Job: Copy all lines of the listing that include the string "refer".

Exercise input:
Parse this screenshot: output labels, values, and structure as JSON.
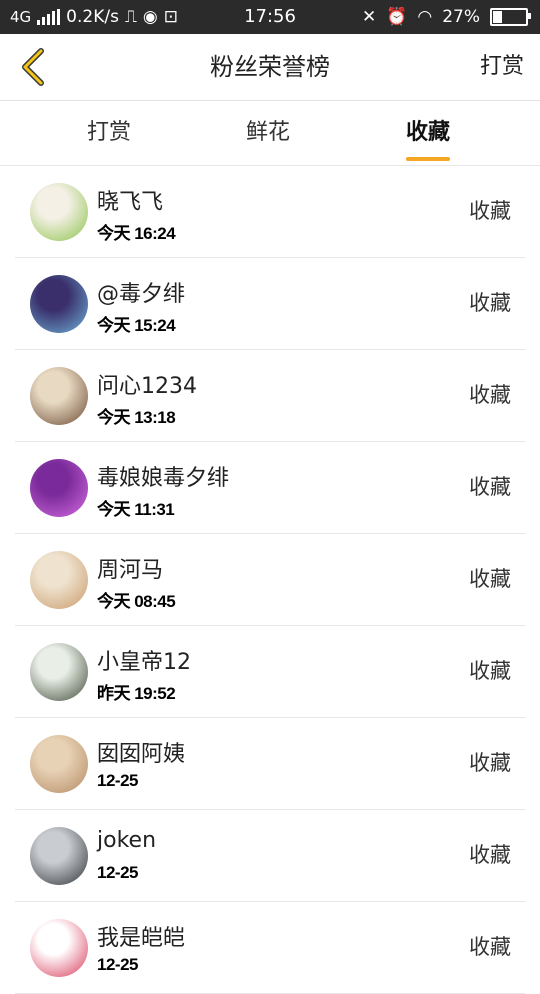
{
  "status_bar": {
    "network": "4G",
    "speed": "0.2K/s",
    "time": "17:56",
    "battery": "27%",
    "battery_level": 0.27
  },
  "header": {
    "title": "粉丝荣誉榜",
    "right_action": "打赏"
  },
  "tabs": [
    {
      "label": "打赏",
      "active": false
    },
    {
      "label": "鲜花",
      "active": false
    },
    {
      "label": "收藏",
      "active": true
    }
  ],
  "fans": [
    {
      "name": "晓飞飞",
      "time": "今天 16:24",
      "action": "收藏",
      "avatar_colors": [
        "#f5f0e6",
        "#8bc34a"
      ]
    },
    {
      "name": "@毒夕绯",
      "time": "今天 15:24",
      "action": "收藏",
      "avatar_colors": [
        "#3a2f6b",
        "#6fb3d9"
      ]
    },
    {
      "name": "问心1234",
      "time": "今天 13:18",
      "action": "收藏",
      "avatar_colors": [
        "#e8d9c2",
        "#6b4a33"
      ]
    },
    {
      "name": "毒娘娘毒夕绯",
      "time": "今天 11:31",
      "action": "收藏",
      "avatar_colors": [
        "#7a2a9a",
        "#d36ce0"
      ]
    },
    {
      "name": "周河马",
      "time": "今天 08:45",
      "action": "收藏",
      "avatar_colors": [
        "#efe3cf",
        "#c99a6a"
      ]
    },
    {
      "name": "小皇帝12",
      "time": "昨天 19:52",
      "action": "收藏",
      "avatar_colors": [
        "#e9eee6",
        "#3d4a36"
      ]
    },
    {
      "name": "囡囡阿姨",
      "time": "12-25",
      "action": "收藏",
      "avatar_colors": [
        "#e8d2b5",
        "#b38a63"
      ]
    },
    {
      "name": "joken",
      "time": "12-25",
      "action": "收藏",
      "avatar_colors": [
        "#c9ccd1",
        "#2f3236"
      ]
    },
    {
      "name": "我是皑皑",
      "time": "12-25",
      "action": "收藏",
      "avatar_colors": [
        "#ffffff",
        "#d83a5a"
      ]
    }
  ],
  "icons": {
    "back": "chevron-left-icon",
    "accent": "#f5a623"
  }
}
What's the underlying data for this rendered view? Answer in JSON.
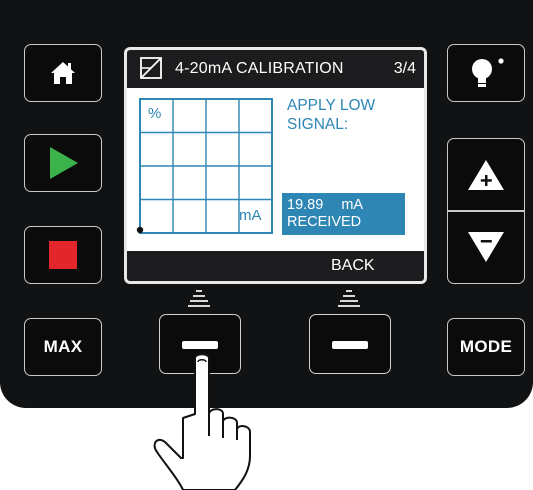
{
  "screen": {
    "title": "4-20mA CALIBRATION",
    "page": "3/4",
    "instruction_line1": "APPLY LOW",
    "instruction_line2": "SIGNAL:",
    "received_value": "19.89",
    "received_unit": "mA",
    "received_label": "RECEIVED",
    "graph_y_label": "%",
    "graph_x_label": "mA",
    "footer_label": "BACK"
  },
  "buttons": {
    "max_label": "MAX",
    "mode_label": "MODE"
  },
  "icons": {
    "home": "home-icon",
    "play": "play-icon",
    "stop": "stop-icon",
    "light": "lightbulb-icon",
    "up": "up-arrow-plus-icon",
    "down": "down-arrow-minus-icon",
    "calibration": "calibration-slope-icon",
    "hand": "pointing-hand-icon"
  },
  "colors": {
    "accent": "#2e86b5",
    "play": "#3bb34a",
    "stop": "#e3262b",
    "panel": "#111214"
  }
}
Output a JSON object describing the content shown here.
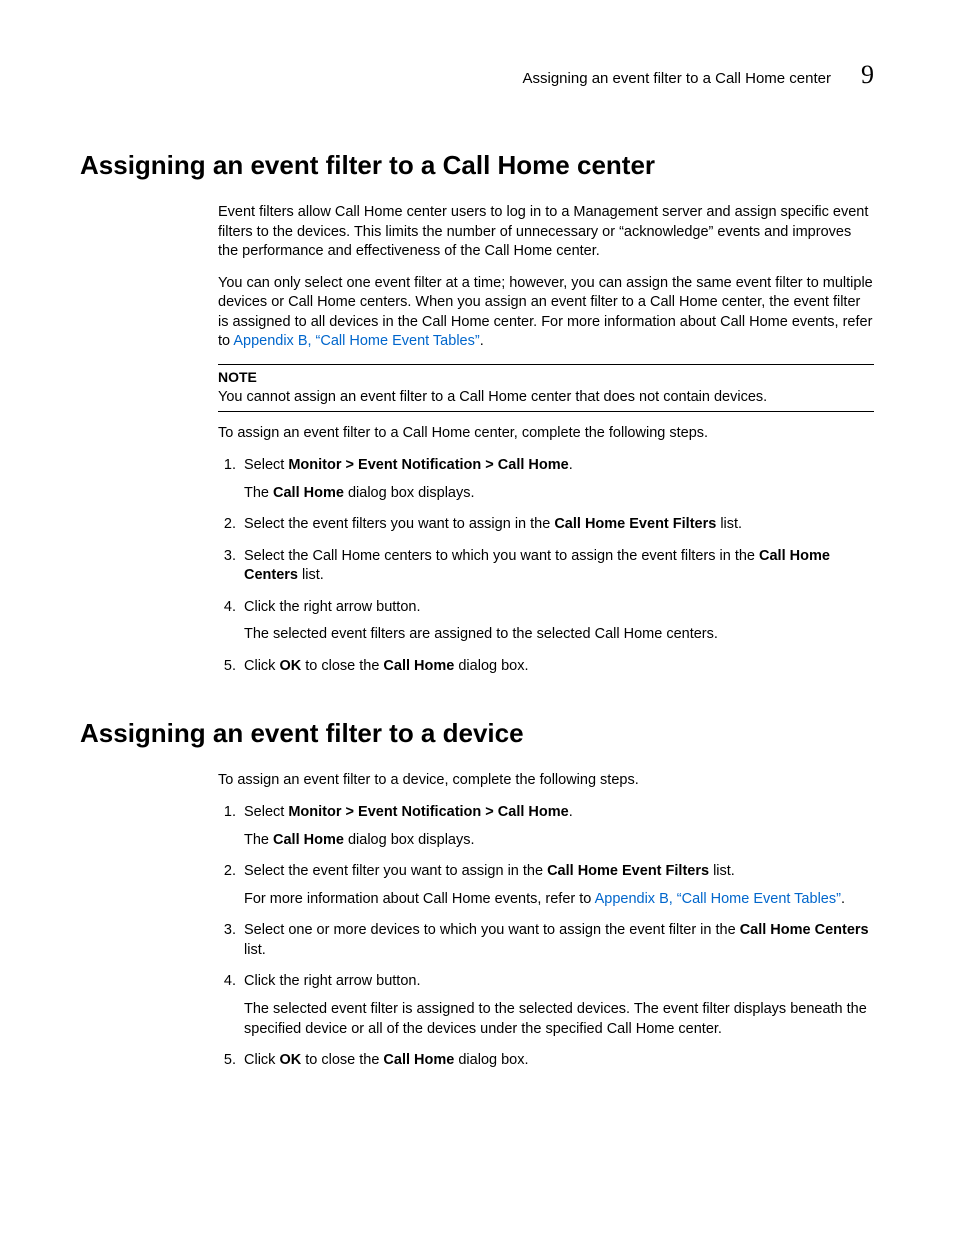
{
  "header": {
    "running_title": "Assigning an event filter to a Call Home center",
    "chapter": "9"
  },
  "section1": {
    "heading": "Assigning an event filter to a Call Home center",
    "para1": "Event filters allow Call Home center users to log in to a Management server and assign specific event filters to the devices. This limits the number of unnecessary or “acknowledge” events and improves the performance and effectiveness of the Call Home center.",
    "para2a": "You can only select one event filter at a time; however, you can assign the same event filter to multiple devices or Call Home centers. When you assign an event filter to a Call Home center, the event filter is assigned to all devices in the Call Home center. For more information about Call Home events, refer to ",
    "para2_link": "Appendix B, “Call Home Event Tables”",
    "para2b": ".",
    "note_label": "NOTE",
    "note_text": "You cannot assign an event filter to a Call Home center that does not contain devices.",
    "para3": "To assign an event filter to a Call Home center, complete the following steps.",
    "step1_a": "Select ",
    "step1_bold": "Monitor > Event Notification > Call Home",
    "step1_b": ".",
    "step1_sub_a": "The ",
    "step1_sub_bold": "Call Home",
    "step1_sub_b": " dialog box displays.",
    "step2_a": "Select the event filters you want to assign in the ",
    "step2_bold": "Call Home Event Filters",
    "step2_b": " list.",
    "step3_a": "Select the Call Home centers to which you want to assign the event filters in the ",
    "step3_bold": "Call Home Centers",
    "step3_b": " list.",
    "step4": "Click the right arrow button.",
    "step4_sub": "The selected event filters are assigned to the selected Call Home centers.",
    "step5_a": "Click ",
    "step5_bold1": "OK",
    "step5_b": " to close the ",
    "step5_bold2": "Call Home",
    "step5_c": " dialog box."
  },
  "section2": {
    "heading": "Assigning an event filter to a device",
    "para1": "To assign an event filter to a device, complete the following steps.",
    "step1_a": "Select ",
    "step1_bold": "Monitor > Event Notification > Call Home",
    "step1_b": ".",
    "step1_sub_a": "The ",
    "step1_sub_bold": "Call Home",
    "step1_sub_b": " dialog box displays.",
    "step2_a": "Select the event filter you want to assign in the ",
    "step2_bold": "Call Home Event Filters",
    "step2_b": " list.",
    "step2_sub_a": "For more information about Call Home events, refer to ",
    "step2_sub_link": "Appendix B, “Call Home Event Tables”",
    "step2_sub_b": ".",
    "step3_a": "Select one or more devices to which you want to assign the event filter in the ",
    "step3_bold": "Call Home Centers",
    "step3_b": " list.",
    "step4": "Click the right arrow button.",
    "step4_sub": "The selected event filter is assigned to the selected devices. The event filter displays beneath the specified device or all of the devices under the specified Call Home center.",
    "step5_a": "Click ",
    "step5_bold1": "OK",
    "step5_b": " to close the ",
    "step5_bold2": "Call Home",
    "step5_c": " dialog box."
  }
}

Exercise result:
    "para2a": "You can only select one event filter at a time; however, you can assign the same event filter to multiple devices or Call Home centers. When you assign an event filter to a Call Home center, the event filter is assigned to all devices in the Call Home center. For more information about Call Home events, refer to ",
    "step2_sub_a": "For more information about Call Home events, refer to ",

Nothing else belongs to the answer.